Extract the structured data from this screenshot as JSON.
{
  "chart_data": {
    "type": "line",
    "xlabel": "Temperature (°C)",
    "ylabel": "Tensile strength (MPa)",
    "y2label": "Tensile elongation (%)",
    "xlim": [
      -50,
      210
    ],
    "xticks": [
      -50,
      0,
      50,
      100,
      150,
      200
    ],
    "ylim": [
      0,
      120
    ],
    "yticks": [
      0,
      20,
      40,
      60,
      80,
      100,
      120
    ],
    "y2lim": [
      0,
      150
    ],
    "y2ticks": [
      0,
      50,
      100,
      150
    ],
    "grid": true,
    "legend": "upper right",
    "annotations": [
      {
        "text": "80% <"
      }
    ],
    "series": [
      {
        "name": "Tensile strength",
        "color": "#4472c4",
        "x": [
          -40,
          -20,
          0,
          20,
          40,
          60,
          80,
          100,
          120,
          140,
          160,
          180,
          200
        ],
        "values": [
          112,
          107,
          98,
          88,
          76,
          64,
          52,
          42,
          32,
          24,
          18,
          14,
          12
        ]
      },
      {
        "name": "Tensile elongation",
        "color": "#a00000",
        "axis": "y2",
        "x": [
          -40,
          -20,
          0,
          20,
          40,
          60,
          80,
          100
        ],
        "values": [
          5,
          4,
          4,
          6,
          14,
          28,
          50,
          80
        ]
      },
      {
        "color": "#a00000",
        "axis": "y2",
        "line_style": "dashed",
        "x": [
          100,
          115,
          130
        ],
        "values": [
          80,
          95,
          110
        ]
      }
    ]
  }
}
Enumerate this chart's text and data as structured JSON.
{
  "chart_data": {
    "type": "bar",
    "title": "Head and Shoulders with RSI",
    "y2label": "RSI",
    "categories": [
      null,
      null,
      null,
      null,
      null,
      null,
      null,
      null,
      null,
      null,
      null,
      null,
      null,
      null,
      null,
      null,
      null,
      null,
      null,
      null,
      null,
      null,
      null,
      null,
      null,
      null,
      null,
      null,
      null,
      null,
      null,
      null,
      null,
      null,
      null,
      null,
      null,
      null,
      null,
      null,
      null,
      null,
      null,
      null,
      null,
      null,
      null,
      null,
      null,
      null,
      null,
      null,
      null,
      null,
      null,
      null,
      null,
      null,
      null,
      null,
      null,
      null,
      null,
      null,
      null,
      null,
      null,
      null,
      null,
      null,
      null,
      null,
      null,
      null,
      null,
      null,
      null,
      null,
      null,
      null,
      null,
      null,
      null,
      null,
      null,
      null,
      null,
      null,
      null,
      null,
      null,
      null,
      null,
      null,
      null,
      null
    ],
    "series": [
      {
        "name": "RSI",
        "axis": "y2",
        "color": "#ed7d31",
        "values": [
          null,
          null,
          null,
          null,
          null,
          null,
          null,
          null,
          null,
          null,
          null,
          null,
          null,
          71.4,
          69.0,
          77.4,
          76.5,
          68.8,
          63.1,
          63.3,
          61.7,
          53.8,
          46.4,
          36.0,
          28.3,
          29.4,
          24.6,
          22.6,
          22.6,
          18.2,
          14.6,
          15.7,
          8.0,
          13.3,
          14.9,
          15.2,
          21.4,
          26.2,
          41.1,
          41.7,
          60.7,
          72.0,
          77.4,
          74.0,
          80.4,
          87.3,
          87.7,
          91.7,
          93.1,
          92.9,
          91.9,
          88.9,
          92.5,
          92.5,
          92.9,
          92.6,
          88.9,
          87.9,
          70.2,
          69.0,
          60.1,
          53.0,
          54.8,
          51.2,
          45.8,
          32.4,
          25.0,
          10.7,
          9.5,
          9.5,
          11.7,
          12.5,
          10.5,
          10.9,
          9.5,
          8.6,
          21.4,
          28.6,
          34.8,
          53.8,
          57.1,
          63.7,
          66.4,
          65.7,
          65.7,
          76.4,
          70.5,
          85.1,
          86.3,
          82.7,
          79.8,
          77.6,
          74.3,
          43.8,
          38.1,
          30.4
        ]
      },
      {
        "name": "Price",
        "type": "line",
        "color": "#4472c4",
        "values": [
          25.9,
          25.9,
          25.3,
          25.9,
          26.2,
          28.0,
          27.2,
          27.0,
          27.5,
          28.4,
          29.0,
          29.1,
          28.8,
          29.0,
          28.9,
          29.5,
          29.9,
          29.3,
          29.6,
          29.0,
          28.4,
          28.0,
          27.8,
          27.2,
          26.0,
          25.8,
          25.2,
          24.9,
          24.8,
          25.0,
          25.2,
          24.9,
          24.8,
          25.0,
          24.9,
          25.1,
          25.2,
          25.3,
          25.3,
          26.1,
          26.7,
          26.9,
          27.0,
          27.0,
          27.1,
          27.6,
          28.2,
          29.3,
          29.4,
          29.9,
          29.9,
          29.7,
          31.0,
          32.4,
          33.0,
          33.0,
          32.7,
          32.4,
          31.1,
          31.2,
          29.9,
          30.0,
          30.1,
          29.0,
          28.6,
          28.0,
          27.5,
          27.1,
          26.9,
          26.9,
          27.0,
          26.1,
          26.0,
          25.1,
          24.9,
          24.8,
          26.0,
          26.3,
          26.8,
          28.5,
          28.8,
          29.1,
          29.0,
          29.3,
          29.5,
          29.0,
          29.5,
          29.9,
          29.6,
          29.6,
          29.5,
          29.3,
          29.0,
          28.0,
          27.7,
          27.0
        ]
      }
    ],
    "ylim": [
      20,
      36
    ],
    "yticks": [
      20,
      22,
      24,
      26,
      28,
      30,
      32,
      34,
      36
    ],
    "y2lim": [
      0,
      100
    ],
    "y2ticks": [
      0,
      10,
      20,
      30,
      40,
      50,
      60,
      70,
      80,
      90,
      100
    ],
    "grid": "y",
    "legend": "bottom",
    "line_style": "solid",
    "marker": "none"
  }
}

» Task goal: In the entries above, find each line with the word "structured" and show it.

» Task response:
Extract the structured data from this screenshot as JSON.
Enumerate this chart's text and data as structured JSON.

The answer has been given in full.